[Source records]
- - - - - - -
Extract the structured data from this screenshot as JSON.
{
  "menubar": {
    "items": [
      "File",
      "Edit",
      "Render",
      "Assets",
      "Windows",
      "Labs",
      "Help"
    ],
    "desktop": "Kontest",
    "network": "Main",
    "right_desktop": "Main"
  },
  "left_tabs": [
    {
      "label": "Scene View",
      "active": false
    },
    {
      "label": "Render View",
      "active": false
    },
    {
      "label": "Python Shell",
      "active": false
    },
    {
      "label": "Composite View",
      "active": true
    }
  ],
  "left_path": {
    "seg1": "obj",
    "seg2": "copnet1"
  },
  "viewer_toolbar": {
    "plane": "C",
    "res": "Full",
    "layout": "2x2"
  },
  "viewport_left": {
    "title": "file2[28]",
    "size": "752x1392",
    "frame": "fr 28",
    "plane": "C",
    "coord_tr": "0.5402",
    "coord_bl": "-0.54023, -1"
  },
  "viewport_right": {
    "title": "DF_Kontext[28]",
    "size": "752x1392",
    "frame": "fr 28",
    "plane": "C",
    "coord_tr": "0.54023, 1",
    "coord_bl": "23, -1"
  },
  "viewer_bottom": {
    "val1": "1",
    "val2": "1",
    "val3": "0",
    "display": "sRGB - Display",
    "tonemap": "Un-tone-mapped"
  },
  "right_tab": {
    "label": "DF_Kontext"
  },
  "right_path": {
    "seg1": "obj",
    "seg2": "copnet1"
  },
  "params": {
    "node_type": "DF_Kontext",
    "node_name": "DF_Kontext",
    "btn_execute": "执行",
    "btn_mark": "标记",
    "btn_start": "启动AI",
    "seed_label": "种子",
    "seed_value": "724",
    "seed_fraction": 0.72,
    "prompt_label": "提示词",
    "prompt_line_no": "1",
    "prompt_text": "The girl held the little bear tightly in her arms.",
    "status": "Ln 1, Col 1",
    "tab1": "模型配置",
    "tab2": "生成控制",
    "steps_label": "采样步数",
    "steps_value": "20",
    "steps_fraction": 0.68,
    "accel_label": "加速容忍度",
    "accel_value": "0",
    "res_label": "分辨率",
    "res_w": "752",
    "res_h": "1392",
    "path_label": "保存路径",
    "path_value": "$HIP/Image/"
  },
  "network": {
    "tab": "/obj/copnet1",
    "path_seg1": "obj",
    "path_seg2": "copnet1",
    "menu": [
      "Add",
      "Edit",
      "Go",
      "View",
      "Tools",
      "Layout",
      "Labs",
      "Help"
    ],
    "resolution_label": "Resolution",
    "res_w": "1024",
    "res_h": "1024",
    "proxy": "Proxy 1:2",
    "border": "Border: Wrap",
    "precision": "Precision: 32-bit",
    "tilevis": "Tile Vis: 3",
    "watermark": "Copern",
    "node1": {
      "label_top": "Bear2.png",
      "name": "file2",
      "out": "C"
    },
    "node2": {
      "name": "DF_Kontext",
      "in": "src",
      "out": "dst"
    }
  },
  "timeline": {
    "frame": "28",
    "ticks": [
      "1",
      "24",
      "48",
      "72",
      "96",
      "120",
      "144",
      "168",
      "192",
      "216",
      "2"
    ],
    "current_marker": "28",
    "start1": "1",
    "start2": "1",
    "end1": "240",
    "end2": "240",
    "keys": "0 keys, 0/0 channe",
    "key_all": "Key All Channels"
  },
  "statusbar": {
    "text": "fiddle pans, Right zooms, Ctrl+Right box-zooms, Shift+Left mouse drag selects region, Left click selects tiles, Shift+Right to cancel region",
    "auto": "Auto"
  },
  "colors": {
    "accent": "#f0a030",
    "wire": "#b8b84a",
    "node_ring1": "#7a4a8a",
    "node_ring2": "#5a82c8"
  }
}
- - - - - - -
■ INSTRUCTIONS FOR THE TASK: Every entry above should be retyped exactly as shown.

■ REPLY TO THE EXERCISE:
Extract the structured data from this screenshot as JSON.
{
  "menubar": {
    "items": [
      "File",
      "Edit",
      "Render",
      "Assets",
      "Windows",
      "Labs",
      "Help"
    ],
    "desktop": "Kontest",
    "network": "Main",
    "right_desktop": "Main"
  },
  "left_tabs": [
    {
      "label": "Scene View",
      "active": false
    },
    {
      "label": "Render View",
      "active": false
    },
    {
      "label": "Python Shell",
      "active": false
    },
    {
      "label": "Composite View",
      "active": true
    }
  ],
  "left_path": {
    "seg1": "obj",
    "seg2": "copnet1"
  },
  "viewer_toolbar": {
    "plane": "C",
    "res": "Full",
    "layout": "2x2"
  },
  "viewport_left": {
    "title": "file2[28]",
    "size": "752x1392",
    "frame": "fr 28",
    "plane": "C",
    "coord_tr": "0.5402",
    "coord_bl": "-0.54023, -1"
  },
  "viewport_right": {
    "title": "DF_Kontext[28]",
    "size": "752x1392",
    "frame": "fr 28",
    "plane": "C",
    "coord_tr": "0.54023, 1",
    "coord_bl": "23, -1"
  },
  "viewer_bottom": {
    "val1": "1",
    "val2": "1",
    "val3": "0",
    "display": "sRGB - Display",
    "tonemap": "Un-tone-mapped"
  },
  "right_tab": {
    "label": "DF_Kontext"
  },
  "right_path": {
    "seg1": "obj",
    "seg2": "copnet1"
  },
  "params": {
    "node_type": "DF_Kontext",
    "node_name": "DF_Kontext",
    "btn_execute": "执行",
    "btn_mark": "标记",
    "btn_start": "启动AI",
    "seed_label": "种子",
    "seed_value": "724",
    "seed_fraction": 0.72,
    "prompt_label": "提示词",
    "prompt_line_no": "1",
    "prompt_text": "The girl held the little bear tightly in her arms.",
    "status": "Ln 1, Col 1",
    "tab1": "模型配置",
    "tab2": "生成控制",
    "steps_label": "采样步数",
    "steps_value": "20",
    "steps_fraction": 0.68,
    "accel_label": "加速容忍度",
    "accel_value": "0",
    "res_label": "分辨率",
    "res_w": "752",
    "res_h": "1392",
    "path_label": "保存路径",
    "path_value": "$HIP/Image/"
  },
  "network": {
    "tab": "/obj/copnet1",
    "path_seg1": "obj",
    "path_seg2": "copnet1",
    "menu": [
      "Add",
      "Edit",
      "Go",
      "View",
      "Tools",
      "Layout",
      "Labs",
      "Help"
    ],
    "resolution_label": "Resolution",
    "res_w": "1024",
    "res_h": "1024",
    "proxy": "Proxy 1:2",
    "border": "Border: Wrap",
    "precision": "Precision: 32-bit",
    "tilevis": "Tile Vis: 3",
    "watermark": "Copern",
    "node1": {
      "label_top": "Bear2.png",
      "name": "file2",
      "out": "C"
    },
    "node2": {
      "name": "DF_Kontext",
      "in": "src",
      "out": "dst"
    }
  },
  "timeline": {
    "frame": "28",
    "ticks": [
      "1",
      "24",
      "48",
      "72",
      "96",
      "120",
      "144",
      "168",
      "192",
      "216",
      "2"
    ],
    "current_marker": "28",
    "start1": "1",
    "start2": "1",
    "end1": "240",
    "end2": "240",
    "keys": "0 keys, 0/0 channe",
    "key_all": "Key All Channels"
  },
  "statusbar": {
    "text": "fiddle pans, Right zooms, Ctrl+Right box-zooms, Shift+Left mouse drag selects region, Left click selects tiles, Shift+Right to cancel region",
    "auto": "Auto"
  },
  "colors": {
    "accent": "#f0a030",
    "wire": "#b8b84a",
    "node_ring1": "#7a4a8a",
    "node_ring2": "#5a82c8"
  }
}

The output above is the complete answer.